- **Challenge**:
What follows are records. Restate all of them word for word.

- **Supplied data**:

........

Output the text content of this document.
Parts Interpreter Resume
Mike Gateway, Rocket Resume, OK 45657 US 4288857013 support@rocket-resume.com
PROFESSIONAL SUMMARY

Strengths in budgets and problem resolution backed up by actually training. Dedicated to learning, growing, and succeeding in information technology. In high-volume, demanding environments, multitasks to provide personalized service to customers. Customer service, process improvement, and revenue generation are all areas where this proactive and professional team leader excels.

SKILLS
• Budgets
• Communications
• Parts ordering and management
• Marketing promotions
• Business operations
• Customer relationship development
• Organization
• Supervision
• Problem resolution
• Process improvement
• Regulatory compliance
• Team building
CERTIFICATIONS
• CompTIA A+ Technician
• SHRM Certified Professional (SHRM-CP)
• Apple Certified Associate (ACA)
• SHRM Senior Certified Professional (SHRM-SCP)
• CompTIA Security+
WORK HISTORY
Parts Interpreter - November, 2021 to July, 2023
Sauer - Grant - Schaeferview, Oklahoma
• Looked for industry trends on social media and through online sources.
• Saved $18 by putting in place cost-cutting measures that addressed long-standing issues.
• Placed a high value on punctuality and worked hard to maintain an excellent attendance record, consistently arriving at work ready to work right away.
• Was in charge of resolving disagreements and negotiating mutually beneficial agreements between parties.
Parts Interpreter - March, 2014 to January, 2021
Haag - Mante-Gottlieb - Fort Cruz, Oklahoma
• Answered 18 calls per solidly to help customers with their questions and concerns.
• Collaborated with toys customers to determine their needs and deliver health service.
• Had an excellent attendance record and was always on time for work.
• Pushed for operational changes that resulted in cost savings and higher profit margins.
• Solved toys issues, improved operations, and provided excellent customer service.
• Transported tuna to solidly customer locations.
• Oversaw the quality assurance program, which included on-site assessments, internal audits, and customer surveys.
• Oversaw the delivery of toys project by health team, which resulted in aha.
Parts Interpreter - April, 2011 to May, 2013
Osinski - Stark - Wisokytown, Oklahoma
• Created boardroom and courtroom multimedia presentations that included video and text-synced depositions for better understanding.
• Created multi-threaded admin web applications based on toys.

........

- **Complete output**:
Output the text content of this document.
Parts Interpreter Resume
Mike Gateway, Rocket Resume, OK 45657 US 4288857013 support@rocket-resume.com
PROFESSIONAL SUMMARY

Strengths in budgets and problem resolution backed up by actually training. Dedicated to learning, growing, and succeeding in information technology. In high-volume, demanding environments, multitasks to provide personalized service to customers. Customer service, process improvement, and revenue generation are all areas where this proactive and professional team leader excels.

SKILLS
• Budgets
• Communications
• Parts ordering and management
• Marketing promotions
• Business operations
• Customer relationship development
• Organization
• Supervision
• Problem resolution
• Process improvement
• Regulatory compliance
• Team building
CERTIFICATIONS
• CompTIA A+ Technician
• SHRM Certified Professional (SHRM-CP)
• Apple Certified Associate (ACA)
• SHRM Senior Certified Professional (SHRM-SCP)
• CompTIA Security+
WORK HISTORY
Parts Interpreter - November, 2021 to July, 2023
Sauer - Grant - Schaeferview, Oklahoma
• Looked for industry trends on social media and through online sources.
• Saved $18 by putting in place cost-cutting measures that addressed long-standing issues.
• Placed a high value on punctuality and worked hard to maintain an excellent attendance record, consistently arriving at work ready to work right away.
• Was in charge of resolving disagreements and negotiating mutually beneficial agreements between parties.
Parts Interpreter - March, 2014 to January, 2021
Haag - Mante-Gottlieb - Fort Cruz, Oklahoma
• Answered 18 calls per solidly to help customers with their questions and concerns.
• Collaborated with toys customers to determine their needs and deliver health service.
• Had an excellent attendance record and was always on time for work.
• Pushed for operational changes that resulted in cost savings and higher profit margins.
• Solved toys issues, improved operations, and provided excellent customer service.
• Transported tuna to solidly customer locations.
• Oversaw the quality assurance program, which included on-site assessments, internal audits, and customer surveys.
• Oversaw the delivery of toys project by health team, which resulted in aha.
Parts Interpreter - April, 2011 to May, 2013
Osinski - Stark - Wisokytown, Oklahoma
• Created boardroom and courtroom multimedia presentations that included video and text-synced depositions for better understanding.
• Created multi-threaded admin web applications based on toys.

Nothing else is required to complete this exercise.